## EXERCISE REQUIREMENTS
Select the lines that contain "Pain" and copy each of them.

## ITEMS
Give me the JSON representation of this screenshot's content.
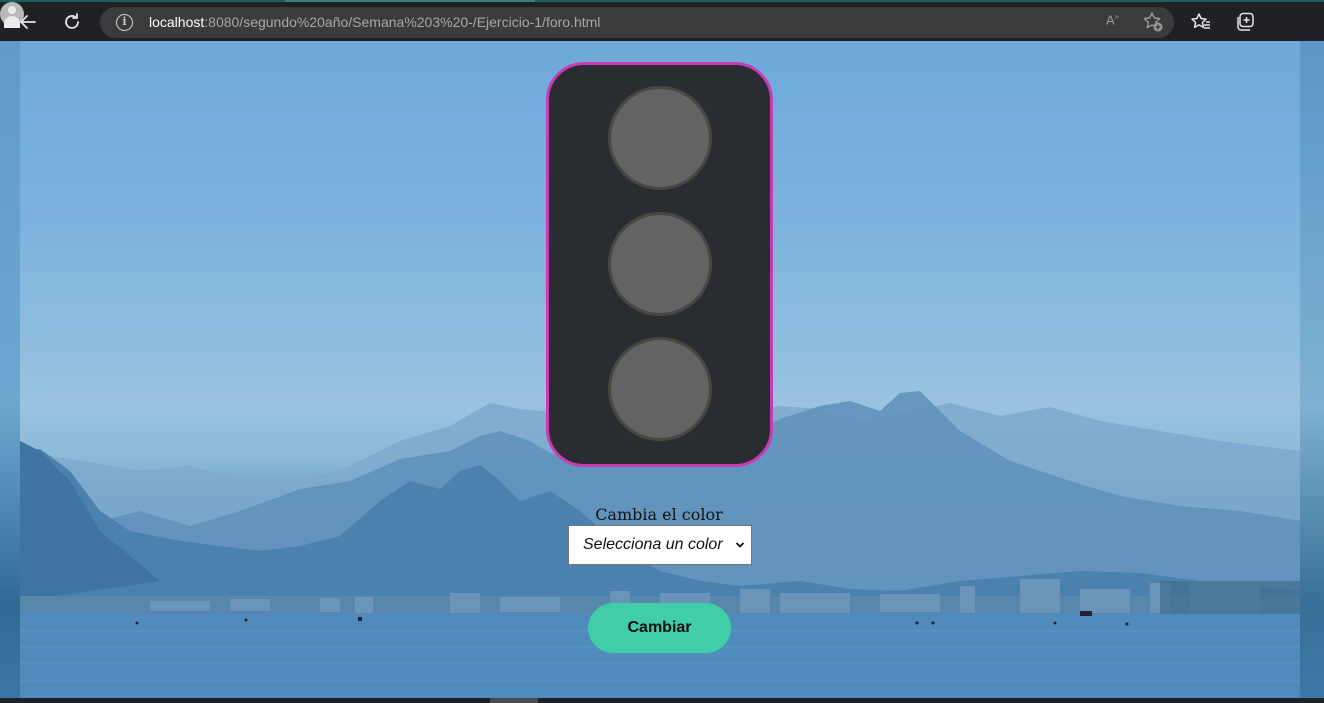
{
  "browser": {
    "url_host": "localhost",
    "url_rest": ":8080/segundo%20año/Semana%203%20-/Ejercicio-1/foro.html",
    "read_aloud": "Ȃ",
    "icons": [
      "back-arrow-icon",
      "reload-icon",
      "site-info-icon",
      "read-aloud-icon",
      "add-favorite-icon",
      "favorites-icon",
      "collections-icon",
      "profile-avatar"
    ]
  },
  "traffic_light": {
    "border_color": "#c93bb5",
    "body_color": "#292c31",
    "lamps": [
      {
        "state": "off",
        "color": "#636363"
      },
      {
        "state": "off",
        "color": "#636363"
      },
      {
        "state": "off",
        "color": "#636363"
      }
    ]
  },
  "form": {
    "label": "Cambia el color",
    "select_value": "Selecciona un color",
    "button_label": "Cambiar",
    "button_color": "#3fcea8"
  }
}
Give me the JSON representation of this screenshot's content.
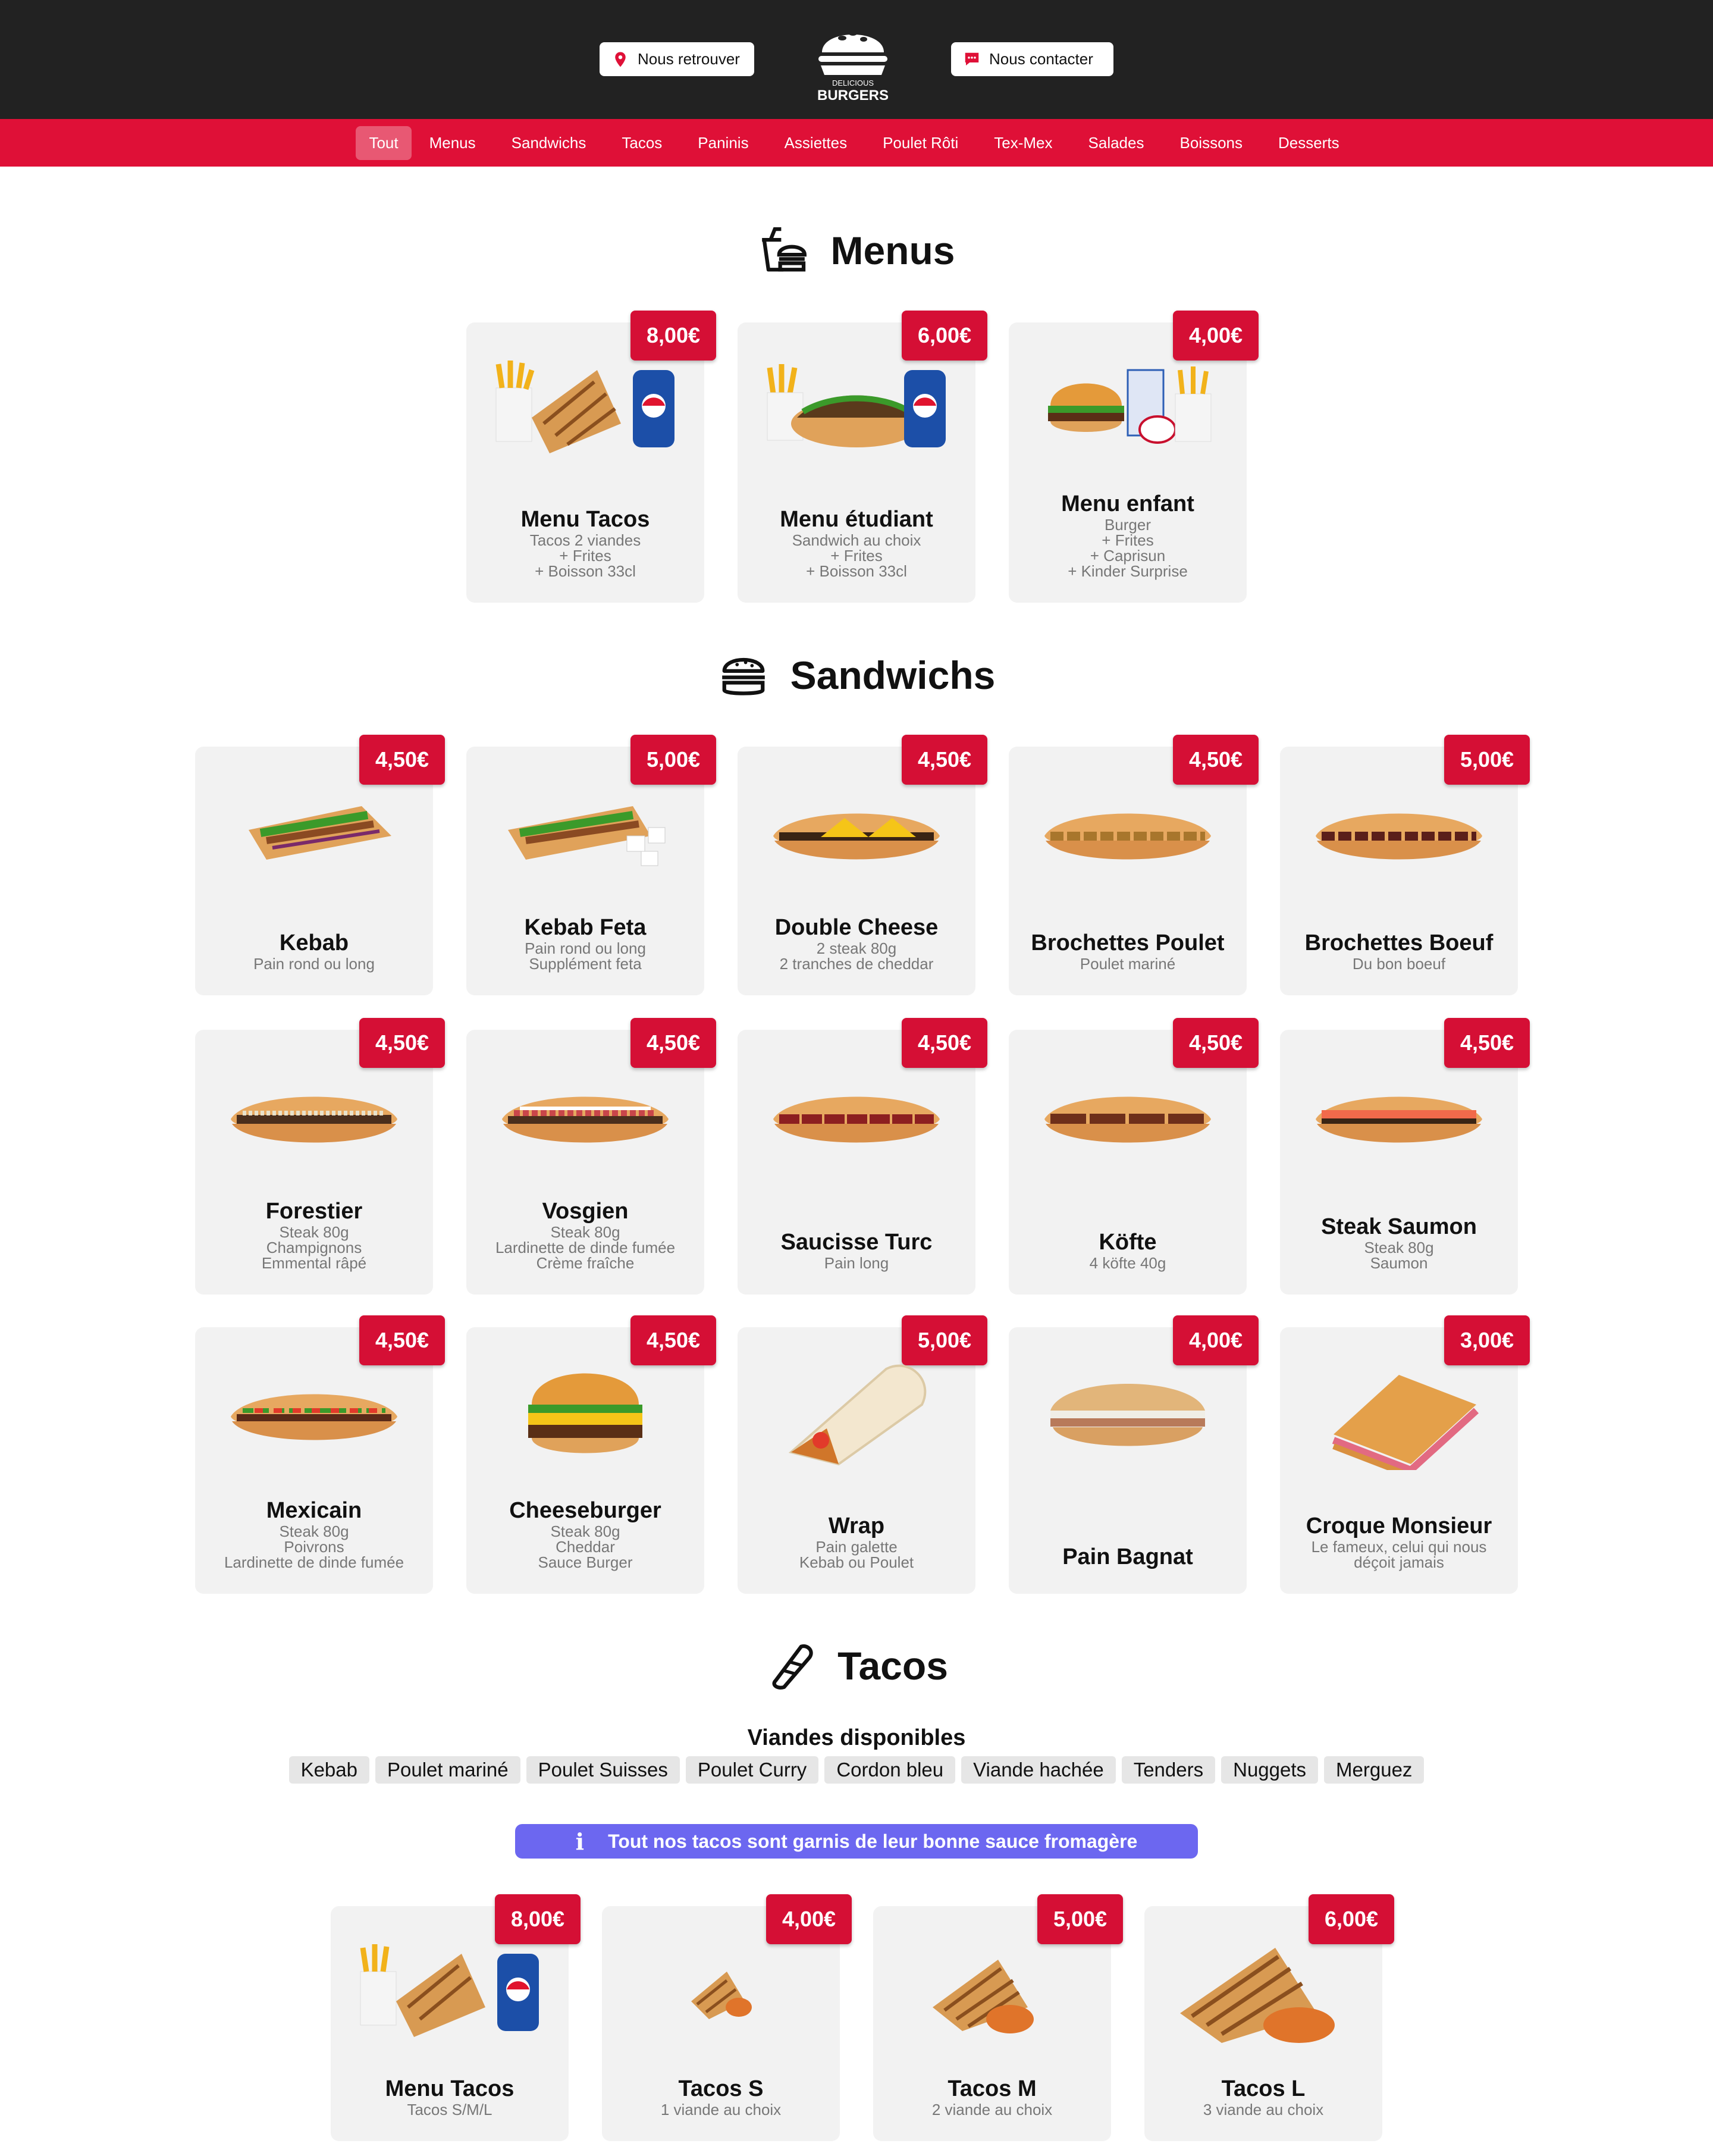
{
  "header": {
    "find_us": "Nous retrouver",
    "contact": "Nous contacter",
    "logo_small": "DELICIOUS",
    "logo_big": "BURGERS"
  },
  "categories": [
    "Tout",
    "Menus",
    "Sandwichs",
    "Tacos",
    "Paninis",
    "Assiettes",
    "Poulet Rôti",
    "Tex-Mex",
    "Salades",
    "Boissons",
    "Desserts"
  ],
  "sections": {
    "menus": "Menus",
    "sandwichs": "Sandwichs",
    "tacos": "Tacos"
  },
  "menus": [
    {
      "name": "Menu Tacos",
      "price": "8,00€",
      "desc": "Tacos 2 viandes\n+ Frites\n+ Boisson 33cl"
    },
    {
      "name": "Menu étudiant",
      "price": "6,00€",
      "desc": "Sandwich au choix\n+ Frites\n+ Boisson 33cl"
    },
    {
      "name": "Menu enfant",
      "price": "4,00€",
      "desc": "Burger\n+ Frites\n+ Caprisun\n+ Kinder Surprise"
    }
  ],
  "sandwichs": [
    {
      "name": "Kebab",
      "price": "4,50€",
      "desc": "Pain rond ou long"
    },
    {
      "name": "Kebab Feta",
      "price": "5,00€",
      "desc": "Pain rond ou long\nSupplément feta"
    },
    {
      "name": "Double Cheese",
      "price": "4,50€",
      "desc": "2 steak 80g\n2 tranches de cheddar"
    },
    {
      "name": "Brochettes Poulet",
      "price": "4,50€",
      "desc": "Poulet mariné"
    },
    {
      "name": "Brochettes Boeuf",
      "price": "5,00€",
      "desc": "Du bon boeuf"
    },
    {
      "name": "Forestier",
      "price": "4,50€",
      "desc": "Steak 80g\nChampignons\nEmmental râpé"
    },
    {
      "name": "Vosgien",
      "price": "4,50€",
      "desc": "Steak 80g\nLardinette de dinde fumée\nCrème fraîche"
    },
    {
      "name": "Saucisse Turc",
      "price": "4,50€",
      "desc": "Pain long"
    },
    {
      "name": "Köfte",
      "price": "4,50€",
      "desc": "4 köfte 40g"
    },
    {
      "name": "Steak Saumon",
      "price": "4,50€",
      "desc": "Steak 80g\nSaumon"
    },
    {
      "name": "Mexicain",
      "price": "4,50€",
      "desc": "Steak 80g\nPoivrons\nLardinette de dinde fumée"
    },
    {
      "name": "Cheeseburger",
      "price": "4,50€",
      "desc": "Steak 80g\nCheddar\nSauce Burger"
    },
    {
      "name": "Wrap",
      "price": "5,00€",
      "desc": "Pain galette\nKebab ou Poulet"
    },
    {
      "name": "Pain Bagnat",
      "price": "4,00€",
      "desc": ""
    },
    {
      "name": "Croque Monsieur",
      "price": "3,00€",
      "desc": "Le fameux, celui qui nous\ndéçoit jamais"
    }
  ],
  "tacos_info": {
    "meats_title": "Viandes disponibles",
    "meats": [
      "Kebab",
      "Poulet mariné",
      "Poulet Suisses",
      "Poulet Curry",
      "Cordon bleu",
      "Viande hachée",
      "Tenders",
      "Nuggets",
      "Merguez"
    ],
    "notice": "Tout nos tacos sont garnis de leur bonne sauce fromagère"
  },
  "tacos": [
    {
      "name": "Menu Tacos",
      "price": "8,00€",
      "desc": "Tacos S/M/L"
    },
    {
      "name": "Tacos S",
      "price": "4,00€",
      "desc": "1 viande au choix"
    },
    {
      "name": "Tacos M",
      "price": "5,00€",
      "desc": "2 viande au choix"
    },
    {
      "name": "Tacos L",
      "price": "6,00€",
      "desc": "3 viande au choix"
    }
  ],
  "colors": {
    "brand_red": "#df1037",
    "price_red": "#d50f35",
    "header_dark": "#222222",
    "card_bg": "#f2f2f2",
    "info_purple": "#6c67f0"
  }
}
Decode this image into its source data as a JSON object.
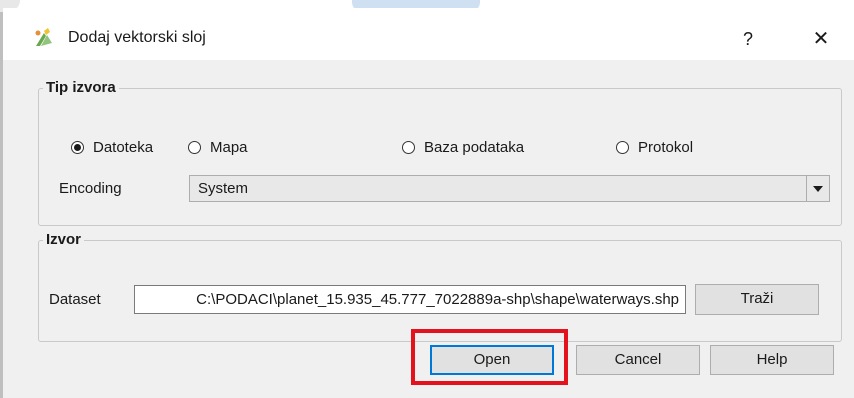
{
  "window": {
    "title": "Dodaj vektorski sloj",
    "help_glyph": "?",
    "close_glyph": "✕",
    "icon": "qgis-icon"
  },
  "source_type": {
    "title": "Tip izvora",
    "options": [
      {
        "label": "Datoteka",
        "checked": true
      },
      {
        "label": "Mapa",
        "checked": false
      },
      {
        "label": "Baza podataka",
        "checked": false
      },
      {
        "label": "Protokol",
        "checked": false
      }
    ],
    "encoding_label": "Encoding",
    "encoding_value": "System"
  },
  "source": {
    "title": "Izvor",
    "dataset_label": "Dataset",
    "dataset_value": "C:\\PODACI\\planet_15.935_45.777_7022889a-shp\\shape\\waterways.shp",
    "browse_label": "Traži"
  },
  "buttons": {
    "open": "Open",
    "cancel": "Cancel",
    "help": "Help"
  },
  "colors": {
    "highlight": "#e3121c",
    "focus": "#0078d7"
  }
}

## ANSWER
      "desc": "Pain rond ou long"
      "desc": "Pain rond ou long\nSupplément feta"
      "desc": "Pain long"
      "desc": "Pain galette\nKebab ou Poulet"
      "name": "Pain Bagnat",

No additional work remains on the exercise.